### TRAVAIL DEMANDÉ:
Recopiez à l'identique le passage du texte sur le bénéficiaire effectif qui va de « Personnes morales concernées » à « un marché réglementé. ».

### TEXTE DE LA PAGE:
+ + +

Notion de bénéficiaire effectif

La notion de bénéficiaire effectif est définie par la réglementation sur le blanchiment comme visant les personnes physiques qui, en dernier lieu, possèdent ou contrôlent la société ou pour le compte de qui une opération ou une activité est réalisée (C. mon. fin. art. L 561-2-2).

En pratique, il s’agit de toute personne qui soit possède, directement ou indirectement, plus de 25 % du capital ou des droits de vote de la société ou entité déclarante, soit exerce sur cette dernière, par tout autre moyen, un pouvoir de contrôle.

Obligations relatives aux bénéficiaires effectifs

Registre des bénéficiaires effectifs

L’ ACPR rappelle que les sociétés doivent déposer au greffe du tribunal un document relatif au bénéficiaire effectif contenant les éléments d’identification et le domicile personnel de ce dernier, ainsi que les modalités du contrôle qu’il exerce (C. mon. fin. art. L 561-46 à L 561-50). Plus précisément, ce document contient les informations suivantes :

- s’agissant de la société ou de l’entité juridique : sa dénomination ou raison sociale, sa forme juridique, l’adresse de son siège social et, le cas échéant, son numéro unique d’identification complété par la mention RCS suivie du nom de la ville où se trouve le greffe où elle est immatriculée ;
- s’agissant du bénéficiaire effectif : les nom, nom d’usage, pseudonyme, prénoms, date et lieu de naissance, nationalité, adresse personnelle de la ou des personnes physiques, ainsi que les modalités du contrôle exercé sur la société ou l’entité juridique, la date à laquelle la ou les personnes physiques sont devenues le bénéficiaire effectif de la société ou de l’entité juridique.

Personnes morales concernées par l’obligation

Sont concernées par l’obligation d’identifier leurs bénéficiaires effectifs et de les déclarer au registre du commerce et des sociétés (RCS) les sociétés non cotées (C. mon. fin. art. L 561-45-1). Il peut s’agir de sociétés par actions (SAS, SASU, SA, SCA), de sociétés commerciales de personnes (SARL, EURL, SNC), de sociétés civiles (SCI de tout type), d’organismes de placement collectif, d’associations, de fondations ou de groupements d’intérêt collectif.

À noter : Sont donc exclues de cette obligation les sociétés cotées, c’est-à-dire celles dont les titres sont admis à la négociation sur un marché réglementé.

Trust et bénéficiaire effectif

Confrontées à une crise sanitaire et économique de grande ampleur, les entreprises peuvent être amenées à chercher des solutions pour financer leurs besoins en trésorerie. Jusqu’à présent plutôt réservée aux très grandes sociétés et aux financements d’un montant très élevé, la fiducie peut représenter un outil intéressant pour les PME, leur permettant de protéger leur actif contre d’éventuels créanciers et de garder un certain contrôle sur les biens qui y sont détenus.

+ + +

### DONNÉES BRUTES:
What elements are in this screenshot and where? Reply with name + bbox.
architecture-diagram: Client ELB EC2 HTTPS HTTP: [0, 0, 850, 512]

+ + +

### CORRIGÉ:
Personnes morales concernées par l’obligation

Sont concernées par l’obligation d’identifier leurs bénéficiaires effectifs et de les déclarer au registre du commerce et des sociétés (RCS) les sociétés non cotées (C. mon. fin. art. L 561-45-1). Il peut s’agir de sociétés par actions (SAS, SASU, SA, SCA), de sociétés commerciales de personnes (SARL, EURL, SNC), de sociétés civiles (SCI de tout type), d’organismes de placement collectif, d’associations, de fondations ou de groupements d’intérêt collectif.

À noter : Sont donc exclues de cette obligation les sociétés cotées, c’est-à-dire celles dont les titres sont admis à la négociation sur un marché réglementé.